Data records
*****

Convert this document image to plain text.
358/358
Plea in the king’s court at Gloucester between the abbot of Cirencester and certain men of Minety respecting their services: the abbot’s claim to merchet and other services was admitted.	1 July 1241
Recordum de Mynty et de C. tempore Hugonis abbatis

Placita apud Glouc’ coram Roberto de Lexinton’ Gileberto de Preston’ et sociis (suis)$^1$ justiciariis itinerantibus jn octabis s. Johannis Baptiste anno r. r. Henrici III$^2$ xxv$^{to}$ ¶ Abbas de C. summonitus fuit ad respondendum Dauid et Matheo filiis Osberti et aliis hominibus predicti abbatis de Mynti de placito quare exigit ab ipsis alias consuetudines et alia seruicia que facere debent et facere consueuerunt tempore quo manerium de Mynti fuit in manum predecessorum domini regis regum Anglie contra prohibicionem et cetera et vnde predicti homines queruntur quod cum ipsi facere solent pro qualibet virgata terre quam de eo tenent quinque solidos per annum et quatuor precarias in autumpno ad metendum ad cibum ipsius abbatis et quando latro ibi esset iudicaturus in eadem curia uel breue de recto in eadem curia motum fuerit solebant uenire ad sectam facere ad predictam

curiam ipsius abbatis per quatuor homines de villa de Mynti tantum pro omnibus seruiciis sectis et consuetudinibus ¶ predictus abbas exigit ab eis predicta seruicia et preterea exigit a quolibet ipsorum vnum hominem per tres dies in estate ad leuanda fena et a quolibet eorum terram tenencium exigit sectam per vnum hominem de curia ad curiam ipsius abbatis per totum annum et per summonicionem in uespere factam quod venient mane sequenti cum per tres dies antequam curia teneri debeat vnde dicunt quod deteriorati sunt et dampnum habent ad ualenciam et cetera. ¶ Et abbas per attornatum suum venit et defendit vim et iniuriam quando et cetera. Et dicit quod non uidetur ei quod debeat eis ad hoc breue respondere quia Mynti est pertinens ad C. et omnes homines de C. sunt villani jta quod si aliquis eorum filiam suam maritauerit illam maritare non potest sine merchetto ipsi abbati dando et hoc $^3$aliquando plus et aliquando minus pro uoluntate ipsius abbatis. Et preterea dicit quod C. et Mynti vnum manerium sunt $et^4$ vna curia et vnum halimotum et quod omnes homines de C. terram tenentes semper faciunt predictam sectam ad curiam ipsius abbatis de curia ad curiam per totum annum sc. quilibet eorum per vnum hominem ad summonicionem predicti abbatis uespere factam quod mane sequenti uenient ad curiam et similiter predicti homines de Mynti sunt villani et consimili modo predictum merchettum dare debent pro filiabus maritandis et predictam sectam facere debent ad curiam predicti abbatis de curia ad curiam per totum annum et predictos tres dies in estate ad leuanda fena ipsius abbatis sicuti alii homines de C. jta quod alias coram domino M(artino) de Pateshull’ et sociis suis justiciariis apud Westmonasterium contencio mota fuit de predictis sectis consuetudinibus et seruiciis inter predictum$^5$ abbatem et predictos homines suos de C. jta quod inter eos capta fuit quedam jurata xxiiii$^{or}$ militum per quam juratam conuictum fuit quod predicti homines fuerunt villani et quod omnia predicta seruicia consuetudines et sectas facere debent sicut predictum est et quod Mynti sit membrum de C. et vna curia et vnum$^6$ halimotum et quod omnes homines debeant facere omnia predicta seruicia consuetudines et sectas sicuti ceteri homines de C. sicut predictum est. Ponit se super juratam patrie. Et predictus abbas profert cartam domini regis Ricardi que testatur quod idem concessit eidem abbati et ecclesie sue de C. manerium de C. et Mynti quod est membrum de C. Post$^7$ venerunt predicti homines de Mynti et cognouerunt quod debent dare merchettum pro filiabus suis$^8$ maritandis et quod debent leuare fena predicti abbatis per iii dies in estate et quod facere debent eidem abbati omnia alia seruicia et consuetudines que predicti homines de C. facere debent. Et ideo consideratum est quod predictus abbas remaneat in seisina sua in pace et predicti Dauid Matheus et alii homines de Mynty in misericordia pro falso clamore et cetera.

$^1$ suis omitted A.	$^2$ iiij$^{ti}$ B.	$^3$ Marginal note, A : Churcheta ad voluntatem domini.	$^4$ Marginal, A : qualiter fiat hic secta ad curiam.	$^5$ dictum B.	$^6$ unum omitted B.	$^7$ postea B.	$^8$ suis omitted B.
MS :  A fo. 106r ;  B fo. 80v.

*****

→ **YOUR OBJECTIVE**:
Write out all the data again, exactly as it appears.

→ **OUTPUT OF THE EXERCISE**:
Convert this document image to plain text.
358/358
Plea in the king’s court at Gloucester between the abbot of Cirencester and certain men of Minety respecting their services: the abbot’s claim to merchet and other services was admitted.	1 July 1241
Recordum de Mynty et de C. tempore Hugonis abbatis

Placita apud Glouc’ coram Roberto de Lexinton’ Gileberto de Preston’ et sociis (suis)$^1$ justiciariis itinerantibus jn octabis s. Johannis Baptiste anno r. r. Henrici III$^2$ xxv$^{to}$ ¶ Abbas de C. summonitus fuit ad respondendum Dauid et Matheo filiis Osberti et aliis hominibus predicti abbatis de Mynti de placito quare exigit ab ipsis alias consuetudines et alia seruicia que facere debent et facere consueuerunt tempore quo manerium de Mynti fuit in manum predecessorum domini regis regum Anglie contra prohibicionem et cetera et vnde predicti homines queruntur quod cum ipsi facere solent pro qualibet virgata terre quam de eo tenent quinque solidos per annum et quatuor precarias in autumpno ad metendum ad cibum ipsius abbatis et quando latro ibi esset iudicaturus in eadem curia uel breue de recto in eadem curia motum fuerit solebant uenire ad sectam facere ad predictam

curiam ipsius abbatis per quatuor homines de villa de Mynti tantum pro omnibus seruiciis sectis et consuetudinibus ¶ predictus abbas exigit ab eis predicta seruicia et preterea exigit a quolibet ipsorum vnum hominem per tres dies in estate ad leuanda fena et a quolibet eorum terram tenencium exigit sectam per vnum hominem de curia ad curiam ipsius abbatis per totum annum et per summonicionem in uespere factam quod venient mane sequenti cum per tres dies antequam curia teneri debeat vnde dicunt quod deteriorati sunt et dampnum habent ad ualenciam et cetera. ¶ Et abbas per attornatum suum venit et defendit vim et iniuriam quando et cetera. Et dicit quod non uidetur ei quod debeat eis ad hoc breue respondere quia Mynti est pertinens ad C. et omnes homines de C. sunt villani jta quod si aliquis eorum filiam suam maritauerit illam maritare non potest sine merchetto ipsi abbati dando et hoc $^3$aliquando plus et aliquando minus pro uoluntate ipsius abbatis. Et preterea dicit quod C. et Mynti vnum manerium sunt $et^4$ vna curia et vnum halimotum et quod omnes homines de C. terram tenentes semper faciunt predictam sectam ad curiam ipsius abbatis de curia ad curiam per totum annum sc. quilibet eorum per vnum hominem ad summonicionem predicti abbatis uespere factam quod mane sequenti uenient ad curiam et similiter predicti homines de Mynti sunt villani et consimili modo predictum merchettum dare debent pro filiabus maritandis et predictam sectam facere debent ad curiam predicti abbatis de curia ad curiam per totum annum et predictos tres dies in estate ad leuanda fena ipsius abbatis sicuti alii homines de C. jta quod alias coram domino M(artino) de Pateshull’ et sociis suis justiciariis apud Westmonasterium contencio mota fuit de predictis sectis consuetudinibus et seruiciis inter predictum$^5$ abbatem et predictos homines suos de C. jta quod inter eos capta fuit quedam jurata xxiiii$^{or}$ militum per quam juratam conuictum fuit quod predicti homines fuerunt villani et quod omnia predicta seruicia consuetudines et sectas facere debent sicut predictum est et quod Mynti sit membrum de C. et vna curia et vnum$^6$ halimotum et quod omnes homines debeant facere omnia predicta seruicia consuetudines et sectas sicuti ceteri homines de C. sicut predictum est. Ponit se super juratam patrie. Et predictus abbas profert cartam domini regis Ricardi que testatur quod idem concessit eidem abbati et ecclesie sue de C. manerium de C. et Mynti quod est membrum de C. Post$^7$ venerunt predicti homines de Mynti et cognouerunt quod debent dare merchettum pro filiabus suis$^8$ maritandis et quod debent leuare fena predicti abbatis per iii dies in estate et quod facere debent eidem abbati omnia alia seruicia et consuetudines que predicti homines de C. facere debent. Et ideo consideratum est quod predictus abbas remaneat in seisina sua in pace et predicti Dauid Matheus et alii homines de Mynty in misericordia pro falso clamore et cetera.

$^1$ suis omitted A.	$^2$ iiij$^{ti}$ B.	$^3$ Marginal note, A : Churcheta ad voluntatem domini.	$^4$ Marginal, A : qualiter fiat hic secta ad curiam.	$^5$ dictum B.	$^6$ unum omitted B.	$^7$ postea B.	$^8$ suis omitted B.
MS :  A fo. 106r ;  B fo. 80v.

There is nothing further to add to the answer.